Start of EXERCISE MATERIAL
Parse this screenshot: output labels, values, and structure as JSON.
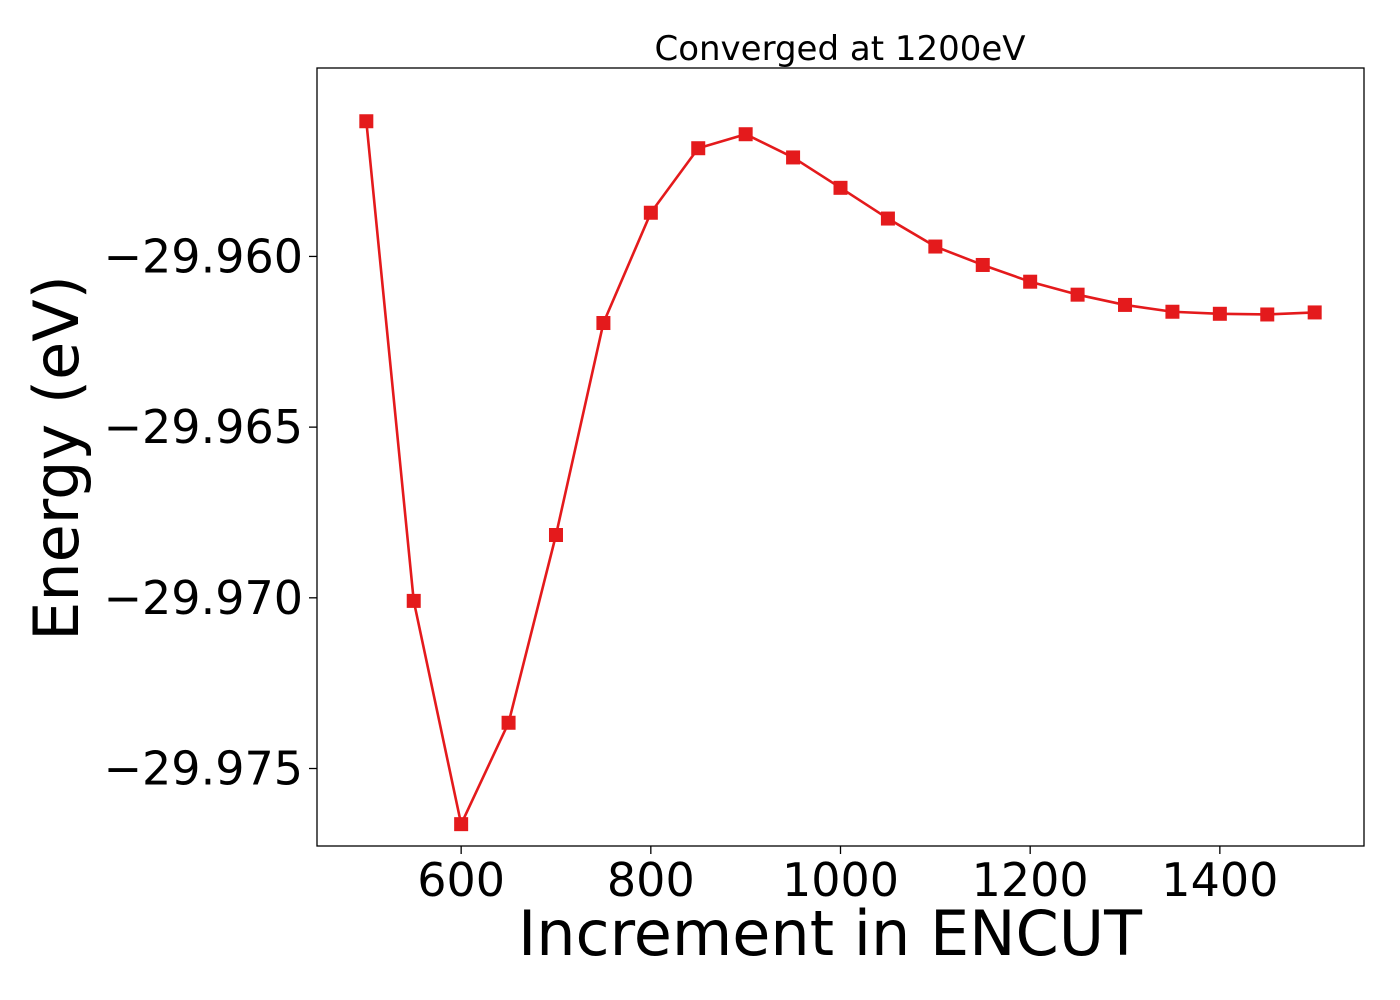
{
  "chart_data": {
    "type": "line",
    "title": "Converged at 1200eV",
    "xlabel": "Increment in ENCUT",
    "ylabel": "Energy (eV)",
    "xlim": [
      448,
      1552
    ],
    "ylim": [
      -29.97727,
      -29.95448
    ],
    "x_ticks": [
      600,
      800,
      1000,
      1200,
      1400
    ],
    "x_tick_labels": [
      "600",
      "800",
      "1000",
      "1200",
      "1400"
    ],
    "y_ticks": [
      -29.96,
      -29.965,
      -29.97,
      -29.975
    ],
    "y_tick_labels": [
      "−29.960",
      "−29.965",
      "−29.970",
      "−29.975"
    ],
    "grid": false,
    "series": [
      {
        "color": "#e41a1c",
        "marker": "square",
        "x": [
          500,
          550,
          600,
          650,
          700,
          750,
          800,
          850,
          900,
          950,
          1000,
          1050,
          1100,
          1150,
          1200,
          1250,
          1300,
          1350,
          1400,
          1450,
          1500
        ],
        "y": [
          -29.95604,
          -29.97009,
          -29.97663,
          -29.97366,
          -29.96816,
          -29.96195,
          -29.95872,
          -29.95683,
          -29.95642,
          -29.9571,
          -29.95799,
          -29.95889,
          -29.95971,
          -29.96025,
          -29.96074,
          -29.96112,
          -29.96142,
          -29.96162,
          -29.96168,
          -29.9617,
          -29.96164
        ]
      }
    ]
  }
}
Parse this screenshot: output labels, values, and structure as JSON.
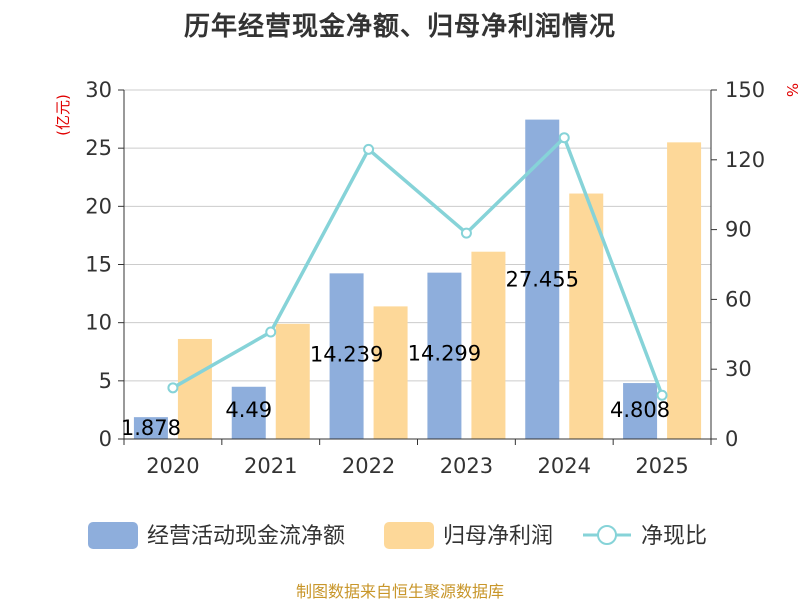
End of EXERCISE MATERIAL
_CHALLENGE_:
Repeat the records above exactly, leaving out any pictures they contain.

_SOLUTION FOR THIS PROBLEM_:
Parse this screenshot: output labels, values, and structure as JSON.
{
  "chart_data": {
    "type": "line",
    "title": "Converged at 1200eV",
    "xlabel": "Increment in ENCUT",
    "ylabel": "Energy (eV)",
    "xlim": [
      448,
      1552
    ],
    "ylim": [
      -29.97727,
      -29.95448
    ],
    "x_ticks": [
      600,
      800,
      1000,
      1200,
      1400
    ],
    "x_tick_labels": [
      "600",
      "800",
      "1000",
      "1200",
      "1400"
    ],
    "y_ticks": [
      -29.96,
      -29.965,
      -29.97,
      -29.975
    ],
    "y_tick_labels": [
      "−29.960",
      "−29.965",
      "−29.970",
      "−29.975"
    ],
    "grid": false,
    "series": [
      {
        "color": "#e41a1c",
        "marker": "square",
        "x": [
          500,
          550,
          600,
          650,
          700,
          750,
          800,
          850,
          900,
          950,
          1000,
          1050,
          1100,
          1150,
          1200,
          1250,
          1300,
          1350,
          1400,
          1450,
          1500
        ],
        "y": [
          -29.95604,
          -29.97009,
          -29.97663,
          -29.97366,
          -29.96816,
          -29.96195,
          -29.95872,
          -29.95683,
          -29.95642,
          -29.9571,
          -29.95799,
          -29.95889,
          -29.95971,
          -29.96025,
          -29.96074,
          -29.96112,
          -29.96142,
          -29.96162,
          -29.96168,
          -29.9617,
          -29.96164
        ]
      }
    ]
  }
}
Parse this screenshot: output labels, values, and structure as JSON.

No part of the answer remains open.